INSTRUCTION -
Look below and pull out each line with the word "Output".

----- GIVEN RECORDS

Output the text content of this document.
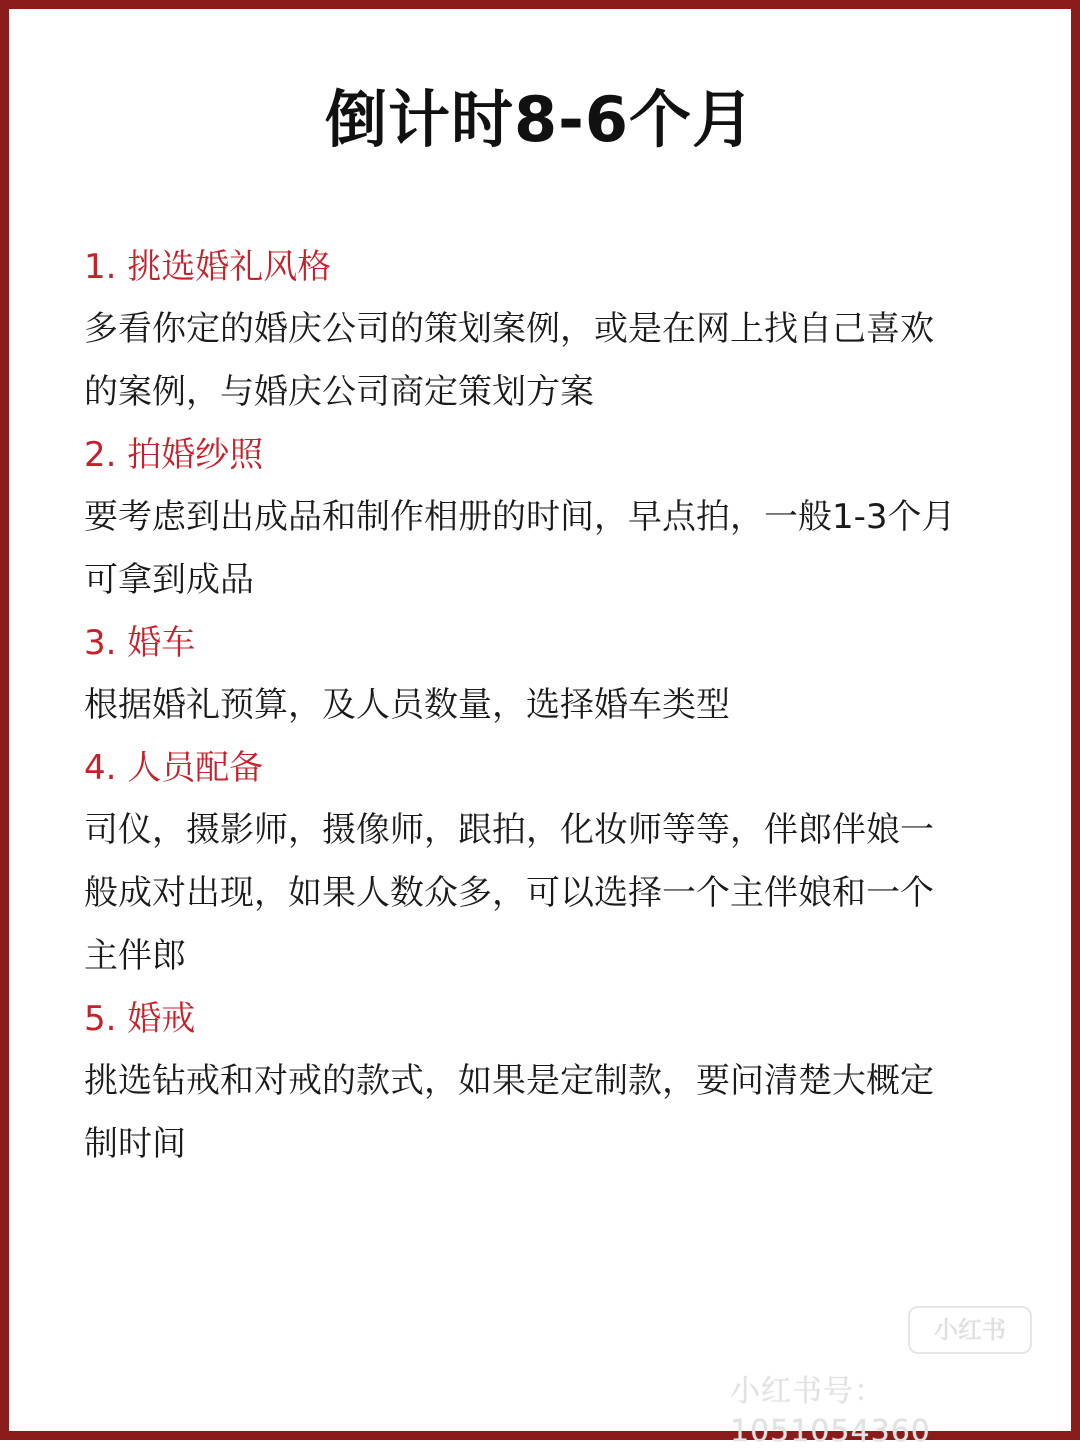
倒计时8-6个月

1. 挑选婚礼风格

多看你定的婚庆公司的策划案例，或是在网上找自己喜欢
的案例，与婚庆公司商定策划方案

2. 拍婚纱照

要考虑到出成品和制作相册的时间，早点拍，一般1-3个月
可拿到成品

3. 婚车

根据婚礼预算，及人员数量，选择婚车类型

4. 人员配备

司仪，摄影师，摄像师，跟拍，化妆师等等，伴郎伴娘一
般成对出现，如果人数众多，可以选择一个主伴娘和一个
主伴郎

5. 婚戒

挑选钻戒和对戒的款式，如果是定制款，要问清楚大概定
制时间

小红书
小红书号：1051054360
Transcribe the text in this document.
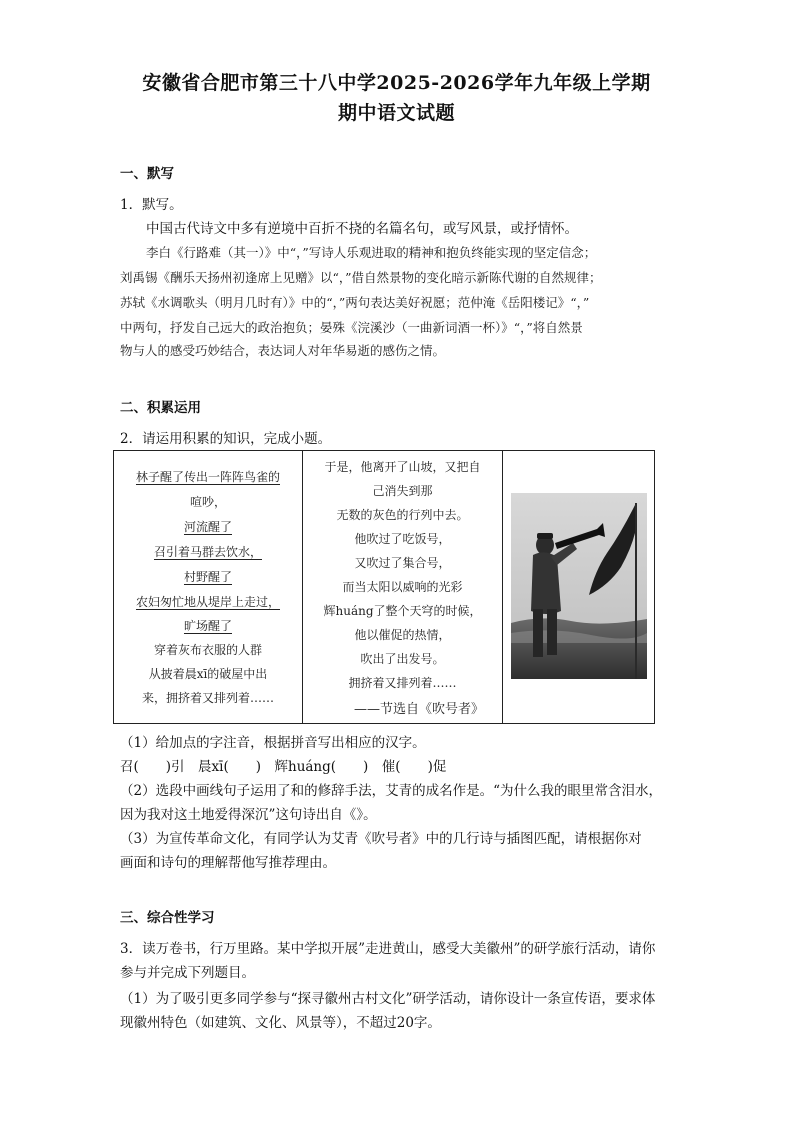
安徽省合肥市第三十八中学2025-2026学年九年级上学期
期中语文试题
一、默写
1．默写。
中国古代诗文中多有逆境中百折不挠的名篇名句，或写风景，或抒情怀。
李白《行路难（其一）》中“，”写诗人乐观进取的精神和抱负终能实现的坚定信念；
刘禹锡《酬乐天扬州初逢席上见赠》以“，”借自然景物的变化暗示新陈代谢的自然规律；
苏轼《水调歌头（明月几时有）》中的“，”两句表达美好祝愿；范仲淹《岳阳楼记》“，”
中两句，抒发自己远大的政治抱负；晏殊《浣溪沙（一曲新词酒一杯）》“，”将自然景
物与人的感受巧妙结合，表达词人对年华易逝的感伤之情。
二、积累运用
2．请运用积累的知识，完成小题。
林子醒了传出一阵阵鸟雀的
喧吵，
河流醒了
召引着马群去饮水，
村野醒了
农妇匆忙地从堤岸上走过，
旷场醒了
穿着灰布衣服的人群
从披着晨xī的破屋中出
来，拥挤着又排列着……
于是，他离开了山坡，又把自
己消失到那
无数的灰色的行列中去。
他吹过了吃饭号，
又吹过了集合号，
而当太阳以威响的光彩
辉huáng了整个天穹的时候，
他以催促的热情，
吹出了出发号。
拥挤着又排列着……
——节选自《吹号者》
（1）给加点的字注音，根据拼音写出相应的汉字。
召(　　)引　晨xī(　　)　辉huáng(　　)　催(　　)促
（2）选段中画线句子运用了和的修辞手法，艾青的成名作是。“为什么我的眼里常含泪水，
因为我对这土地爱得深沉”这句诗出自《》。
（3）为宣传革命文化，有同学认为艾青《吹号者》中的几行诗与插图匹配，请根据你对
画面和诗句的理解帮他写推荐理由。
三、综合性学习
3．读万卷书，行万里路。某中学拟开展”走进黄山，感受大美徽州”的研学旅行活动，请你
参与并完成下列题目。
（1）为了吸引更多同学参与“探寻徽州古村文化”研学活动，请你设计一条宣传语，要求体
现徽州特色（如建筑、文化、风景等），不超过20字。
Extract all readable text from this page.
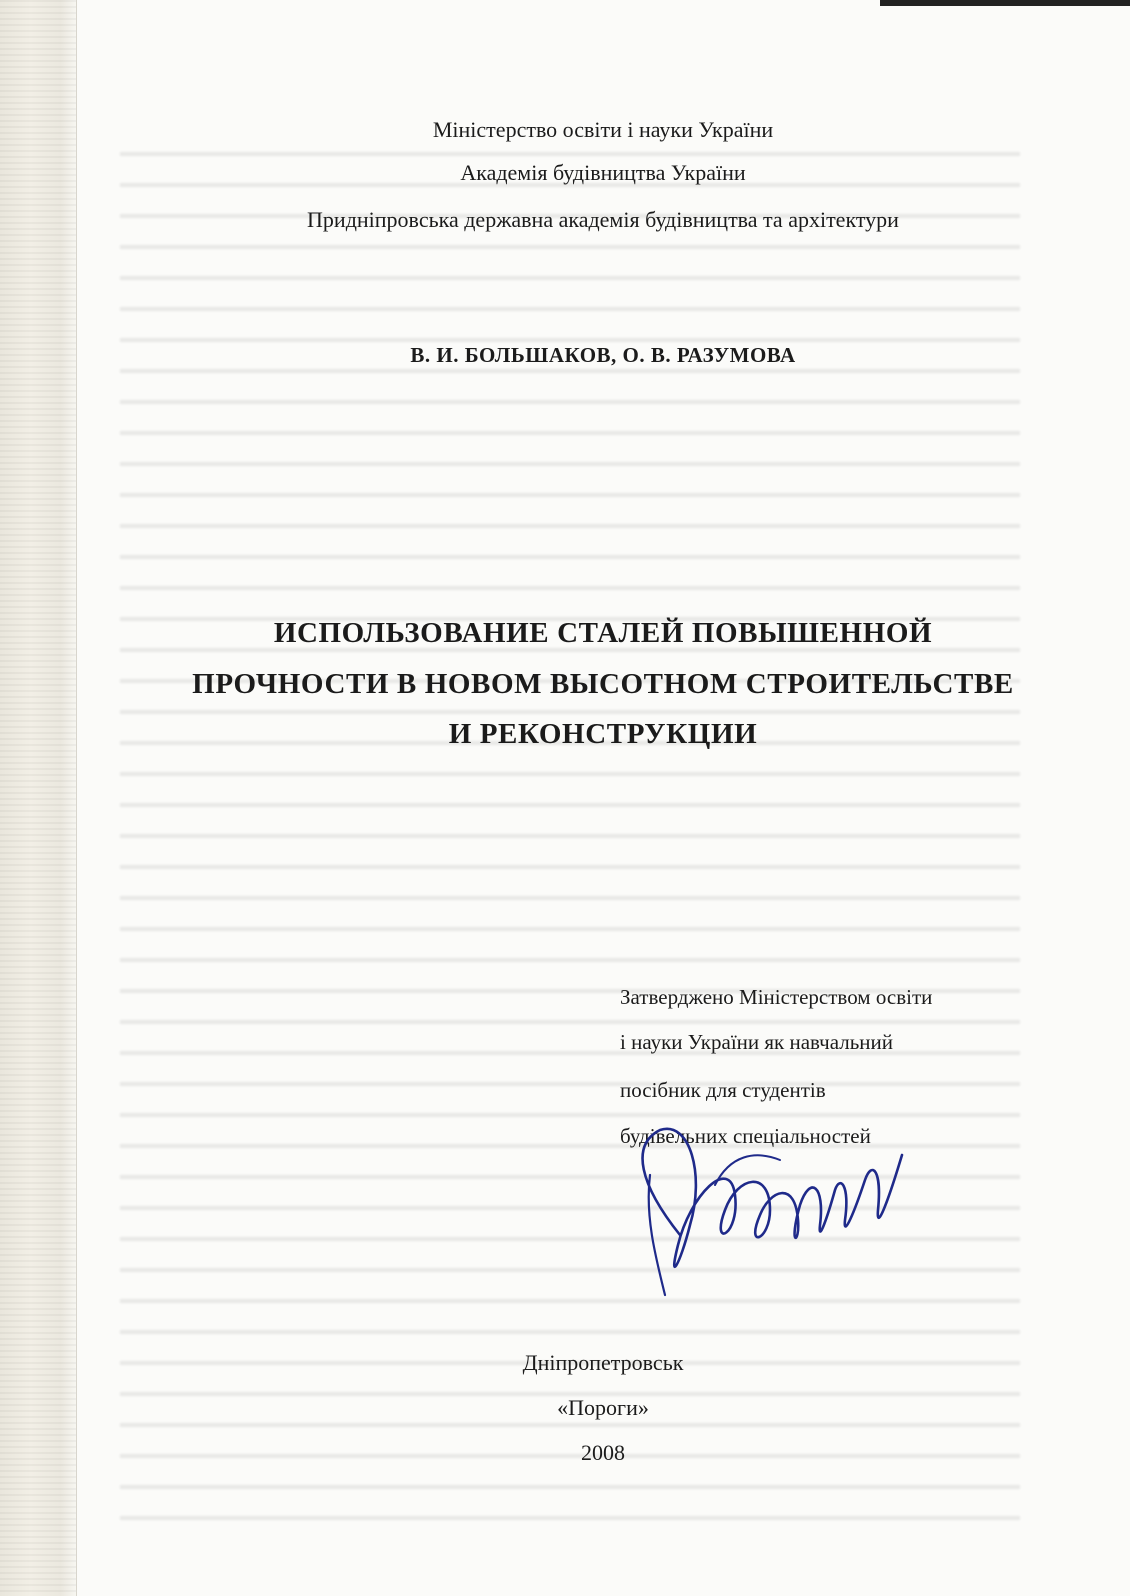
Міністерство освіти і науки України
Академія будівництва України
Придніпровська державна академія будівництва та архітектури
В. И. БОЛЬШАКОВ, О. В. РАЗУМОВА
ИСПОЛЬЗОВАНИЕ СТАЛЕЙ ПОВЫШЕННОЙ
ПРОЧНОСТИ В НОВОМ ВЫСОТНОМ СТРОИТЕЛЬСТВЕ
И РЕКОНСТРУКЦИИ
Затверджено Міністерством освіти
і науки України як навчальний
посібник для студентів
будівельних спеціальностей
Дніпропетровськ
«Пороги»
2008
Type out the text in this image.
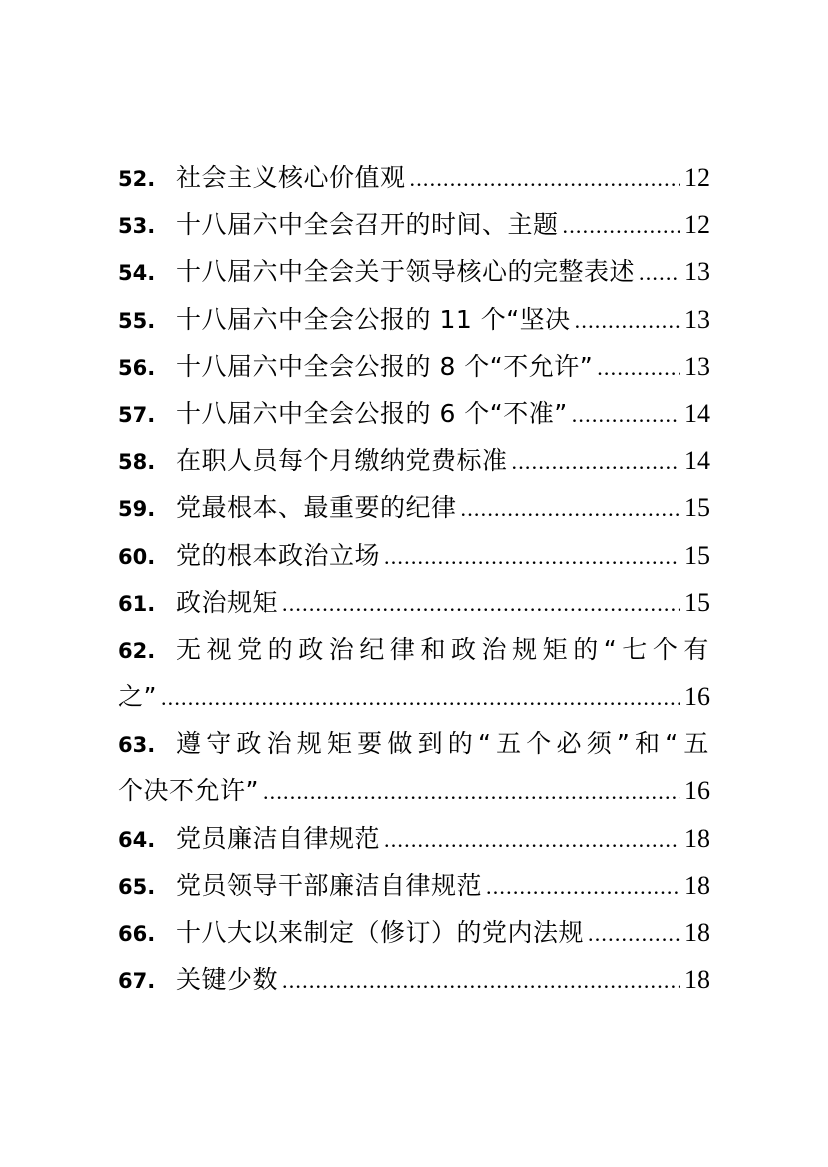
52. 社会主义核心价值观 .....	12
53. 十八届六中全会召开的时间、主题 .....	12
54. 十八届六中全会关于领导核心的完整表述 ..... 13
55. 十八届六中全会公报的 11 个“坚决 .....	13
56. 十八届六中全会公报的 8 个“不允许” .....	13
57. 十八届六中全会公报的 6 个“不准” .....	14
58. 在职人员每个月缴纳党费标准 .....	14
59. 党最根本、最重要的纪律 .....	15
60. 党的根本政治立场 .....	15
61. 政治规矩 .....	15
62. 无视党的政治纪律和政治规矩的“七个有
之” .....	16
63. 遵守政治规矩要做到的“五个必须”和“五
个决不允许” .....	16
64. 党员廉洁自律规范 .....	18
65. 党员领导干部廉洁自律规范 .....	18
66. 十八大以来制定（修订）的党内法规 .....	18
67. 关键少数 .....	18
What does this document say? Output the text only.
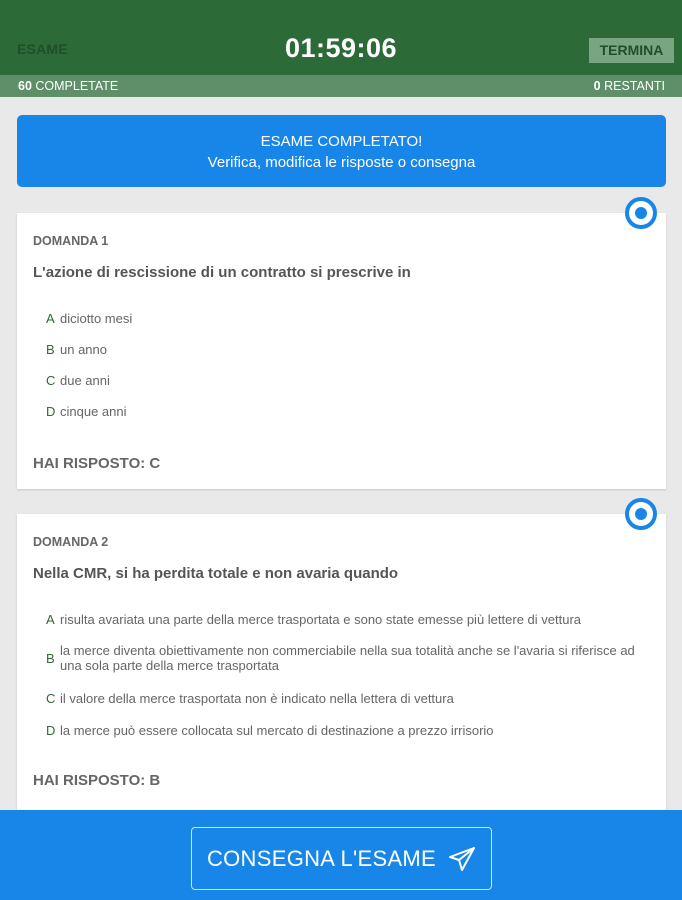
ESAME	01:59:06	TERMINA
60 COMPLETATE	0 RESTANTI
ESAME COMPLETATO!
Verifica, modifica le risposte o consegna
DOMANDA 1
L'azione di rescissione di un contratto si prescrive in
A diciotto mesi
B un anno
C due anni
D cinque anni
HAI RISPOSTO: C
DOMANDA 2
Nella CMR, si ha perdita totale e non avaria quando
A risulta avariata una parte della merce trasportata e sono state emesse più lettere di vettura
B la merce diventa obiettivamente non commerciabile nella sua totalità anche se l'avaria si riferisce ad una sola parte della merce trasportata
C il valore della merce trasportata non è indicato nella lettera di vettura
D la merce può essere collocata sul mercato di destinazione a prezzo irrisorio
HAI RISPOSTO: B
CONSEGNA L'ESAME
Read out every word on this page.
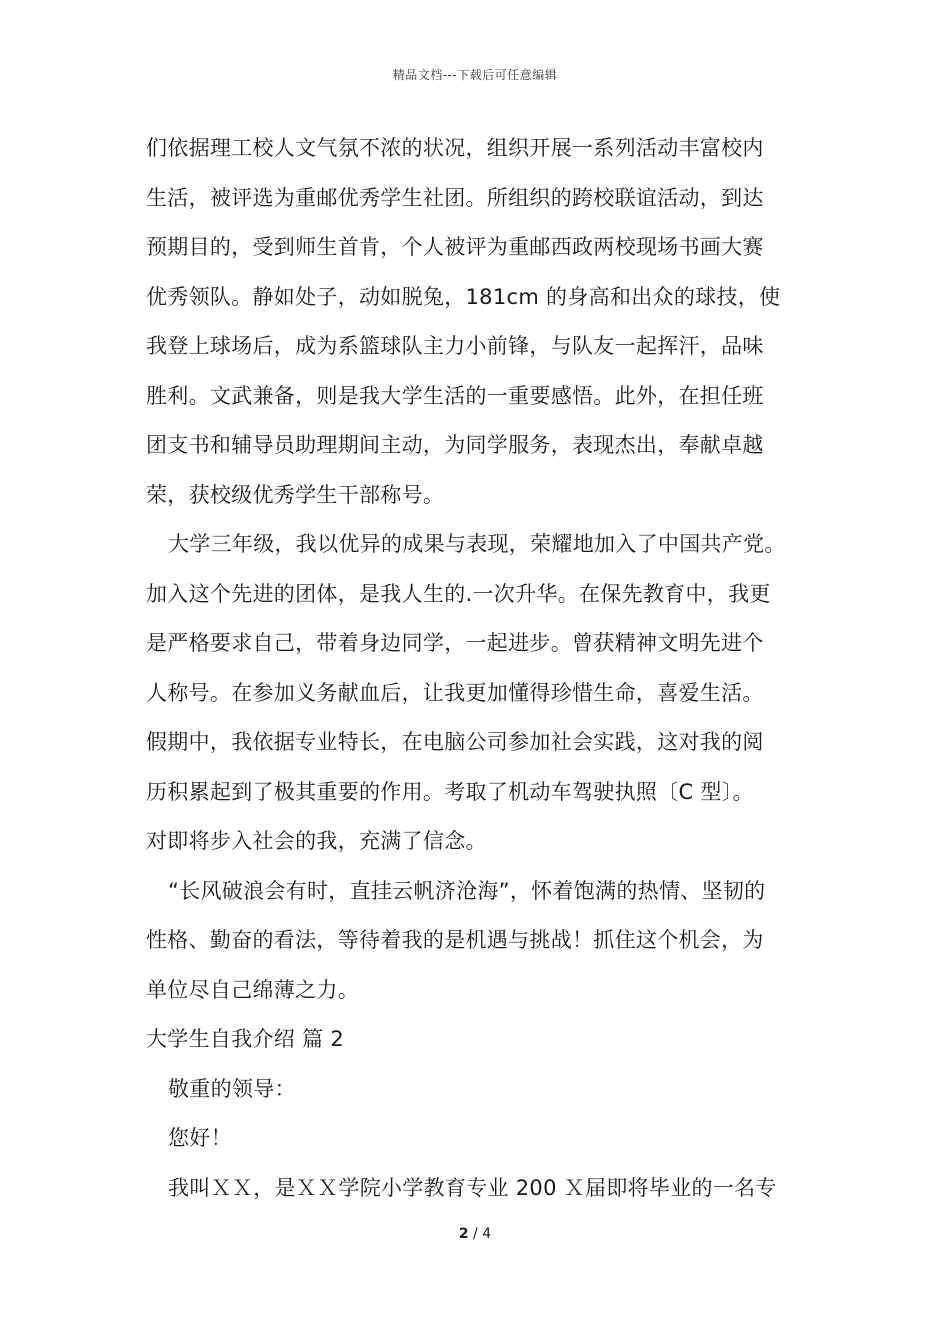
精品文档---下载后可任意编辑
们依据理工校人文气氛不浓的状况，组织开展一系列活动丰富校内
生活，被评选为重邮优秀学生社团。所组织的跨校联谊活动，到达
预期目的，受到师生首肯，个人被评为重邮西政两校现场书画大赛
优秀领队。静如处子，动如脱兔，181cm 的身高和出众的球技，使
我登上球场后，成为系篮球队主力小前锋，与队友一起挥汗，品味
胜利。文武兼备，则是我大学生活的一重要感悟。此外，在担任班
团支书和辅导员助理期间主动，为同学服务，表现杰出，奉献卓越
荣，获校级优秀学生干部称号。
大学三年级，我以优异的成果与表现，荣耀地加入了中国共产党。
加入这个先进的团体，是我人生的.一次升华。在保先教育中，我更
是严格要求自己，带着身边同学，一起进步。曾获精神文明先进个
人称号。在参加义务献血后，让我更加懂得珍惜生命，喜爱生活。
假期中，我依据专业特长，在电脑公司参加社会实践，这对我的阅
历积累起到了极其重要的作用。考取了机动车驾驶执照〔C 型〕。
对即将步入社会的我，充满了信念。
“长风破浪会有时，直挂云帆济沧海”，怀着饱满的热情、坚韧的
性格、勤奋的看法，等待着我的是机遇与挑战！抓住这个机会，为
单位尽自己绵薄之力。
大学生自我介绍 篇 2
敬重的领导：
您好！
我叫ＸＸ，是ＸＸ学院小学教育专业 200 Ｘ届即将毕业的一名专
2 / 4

----------

SOLUTION FOR THIS EXERCISE -
Output the text content of this document.
What does this document say? Output the text only.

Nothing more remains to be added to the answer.